------ AVAILABLE DATA ------

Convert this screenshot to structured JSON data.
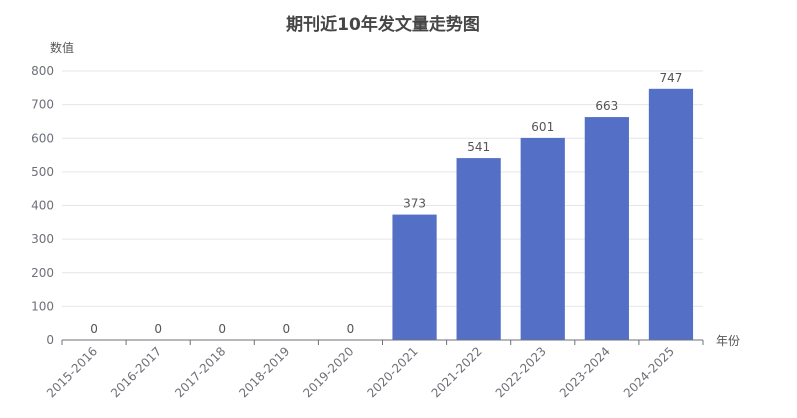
{
  "chart_data": {
    "type": "bar",
    "title": "期刊近10年发文量走势图",
    "xlabel": "年份",
    "ylabel": "数值",
    "categories": [
      "2015-2016",
      "2016-2017",
      "2017-2018",
      "2018-2019",
      "2019-2020",
      "2020-2021",
      "2021-2022",
      "2022-2023",
      "2023-2024",
      "2024-2025"
    ],
    "values": [
      0,
      0,
      0,
      0,
      0,
      373,
      541,
      601,
      663,
      747
    ],
    "ylim": [
      0,
      800
    ],
    "yticks": [
      0,
      100,
      200,
      300,
      400,
      500,
      600,
      700,
      800
    ],
    "grid": true,
    "legend": "none",
    "colors": {
      "bar": "#5470c6",
      "grid": "#e6e6ea",
      "axis": "#6e7079",
      "text": "#555555",
      "title": "#464646"
    }
  }
}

------

- PROBLEM STATEMENT: All the records above need to be given again word for word. Skip the pictures.

- RESPONSE TO THE TASK:
Convert this screenshot to structured JSON data.
{
  "chart_data": {
    "type": "bar",
    "title": "期刊近10年发文量走势图",
    "xlabel": "年份",
    "ylabel": "数值",
    "categories": [
      "2015-2016",
      "2016-2017",
      "2017-2018",
      "2018-2019",
      "2019-2020",
      "2020-2021",
      "2021-2022",
      "2022-2023",
      "2023-2024",
      "2024-2025"
    ],
    "values": [
      0,
      0,
      0,
      0,
      0,
      373,
      541,
      601,
      663,
      747
    ],
    "ylim": [
      0,
      800
    ],
    "yticks": [
      0,
      100,
      200,
      300,
      400,
      500,
      600,
      700,
      800
    ],
    "grid": true,
    "legend": "none",
    "colors": {
      "bar": "#5470c6",
      "grid": "#e6e6ea",
      "axis": "#6e7079",
      "text": "#555555",
      "title": "#464646"
    }
  }
}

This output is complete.